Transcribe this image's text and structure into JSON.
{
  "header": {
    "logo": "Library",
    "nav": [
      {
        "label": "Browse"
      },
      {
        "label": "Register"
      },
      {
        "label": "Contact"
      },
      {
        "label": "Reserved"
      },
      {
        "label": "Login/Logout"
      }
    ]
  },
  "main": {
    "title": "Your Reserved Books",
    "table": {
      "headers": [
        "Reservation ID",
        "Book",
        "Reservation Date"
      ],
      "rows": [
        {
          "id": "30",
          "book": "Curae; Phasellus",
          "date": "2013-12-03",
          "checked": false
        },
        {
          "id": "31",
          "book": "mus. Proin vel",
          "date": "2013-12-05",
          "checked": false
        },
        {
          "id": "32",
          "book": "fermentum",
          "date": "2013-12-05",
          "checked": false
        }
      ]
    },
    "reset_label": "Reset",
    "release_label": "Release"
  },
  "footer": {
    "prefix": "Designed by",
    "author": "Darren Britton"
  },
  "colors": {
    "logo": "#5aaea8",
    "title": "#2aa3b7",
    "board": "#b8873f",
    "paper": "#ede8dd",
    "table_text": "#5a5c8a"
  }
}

* * * * * * * * *

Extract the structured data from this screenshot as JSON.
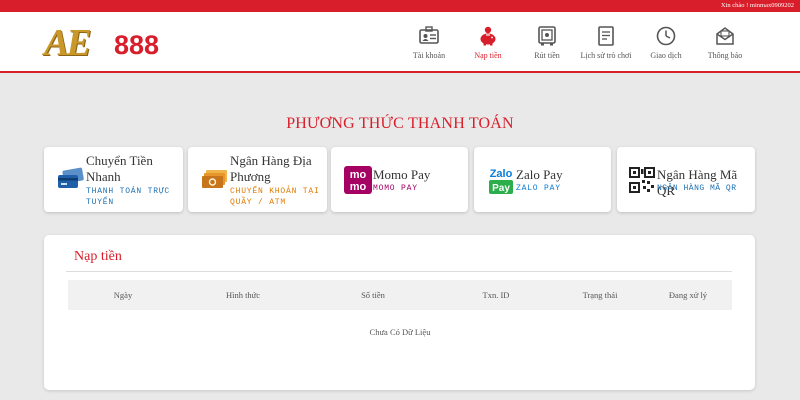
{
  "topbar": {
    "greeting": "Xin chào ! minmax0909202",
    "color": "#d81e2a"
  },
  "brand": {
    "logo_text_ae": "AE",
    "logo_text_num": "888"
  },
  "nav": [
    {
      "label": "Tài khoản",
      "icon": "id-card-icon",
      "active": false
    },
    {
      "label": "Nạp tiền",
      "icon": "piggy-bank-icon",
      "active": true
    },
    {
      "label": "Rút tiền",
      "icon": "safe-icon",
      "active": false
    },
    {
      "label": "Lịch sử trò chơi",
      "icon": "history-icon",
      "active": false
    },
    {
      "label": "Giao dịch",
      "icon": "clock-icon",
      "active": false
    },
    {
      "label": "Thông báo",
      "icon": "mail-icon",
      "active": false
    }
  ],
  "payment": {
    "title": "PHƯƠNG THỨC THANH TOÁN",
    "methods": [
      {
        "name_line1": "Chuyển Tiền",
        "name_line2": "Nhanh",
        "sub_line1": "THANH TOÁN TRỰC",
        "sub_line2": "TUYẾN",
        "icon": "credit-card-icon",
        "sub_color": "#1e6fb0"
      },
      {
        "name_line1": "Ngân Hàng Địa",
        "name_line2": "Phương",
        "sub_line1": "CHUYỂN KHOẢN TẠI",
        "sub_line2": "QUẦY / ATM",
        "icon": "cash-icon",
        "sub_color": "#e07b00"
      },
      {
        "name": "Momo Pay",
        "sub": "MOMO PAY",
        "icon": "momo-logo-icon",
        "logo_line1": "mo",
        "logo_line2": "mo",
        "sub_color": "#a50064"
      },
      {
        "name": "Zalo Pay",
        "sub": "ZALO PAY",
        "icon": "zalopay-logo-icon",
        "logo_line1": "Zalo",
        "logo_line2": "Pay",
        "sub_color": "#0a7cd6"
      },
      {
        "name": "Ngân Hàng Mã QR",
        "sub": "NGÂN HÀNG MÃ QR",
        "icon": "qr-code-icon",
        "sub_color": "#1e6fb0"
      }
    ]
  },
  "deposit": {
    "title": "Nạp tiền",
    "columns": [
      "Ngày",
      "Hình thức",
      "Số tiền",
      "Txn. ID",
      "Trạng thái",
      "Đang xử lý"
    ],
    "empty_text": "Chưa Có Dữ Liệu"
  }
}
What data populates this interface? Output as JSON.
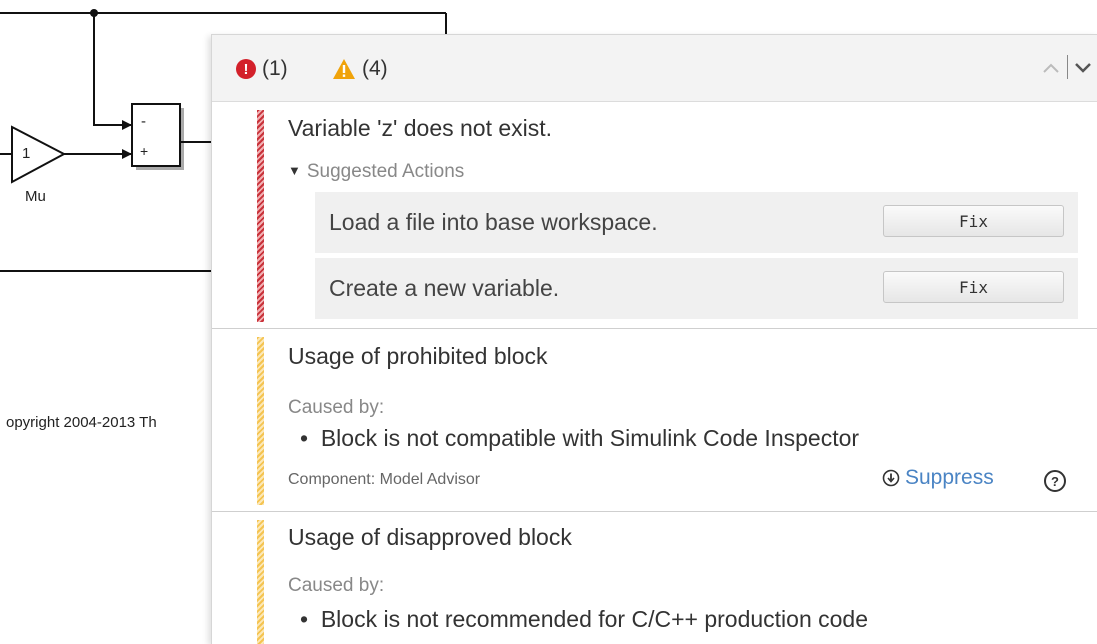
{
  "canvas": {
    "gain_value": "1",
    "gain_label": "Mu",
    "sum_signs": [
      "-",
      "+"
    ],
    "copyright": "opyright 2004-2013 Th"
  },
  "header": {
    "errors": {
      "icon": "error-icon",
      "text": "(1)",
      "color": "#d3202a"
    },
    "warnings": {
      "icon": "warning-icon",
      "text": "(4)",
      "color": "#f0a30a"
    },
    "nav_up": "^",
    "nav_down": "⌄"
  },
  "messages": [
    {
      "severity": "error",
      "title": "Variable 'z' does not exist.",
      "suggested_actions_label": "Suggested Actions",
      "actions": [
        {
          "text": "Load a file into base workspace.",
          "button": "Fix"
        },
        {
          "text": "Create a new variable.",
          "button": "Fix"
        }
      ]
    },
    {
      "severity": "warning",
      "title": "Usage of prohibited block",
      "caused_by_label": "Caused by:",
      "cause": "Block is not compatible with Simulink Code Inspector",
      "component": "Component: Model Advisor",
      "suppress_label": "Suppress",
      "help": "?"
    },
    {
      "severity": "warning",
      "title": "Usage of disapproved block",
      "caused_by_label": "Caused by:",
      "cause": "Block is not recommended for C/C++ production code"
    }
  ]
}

* * * * * * * * *

* [Stated problem]: Gather each line that holds "title".

* [Solved exercise]:
    "title": "Your Reserved Books",
    "title": "#2aa3b7",
    "title": "PHƯƠNG THỨC THANH TOÁN",
    "title": "Nạp tiền",
      "title": "Variable 'z' does not exist.",
      "title": "Usage of prohibited block",
      "title": "Usage of disapproved block",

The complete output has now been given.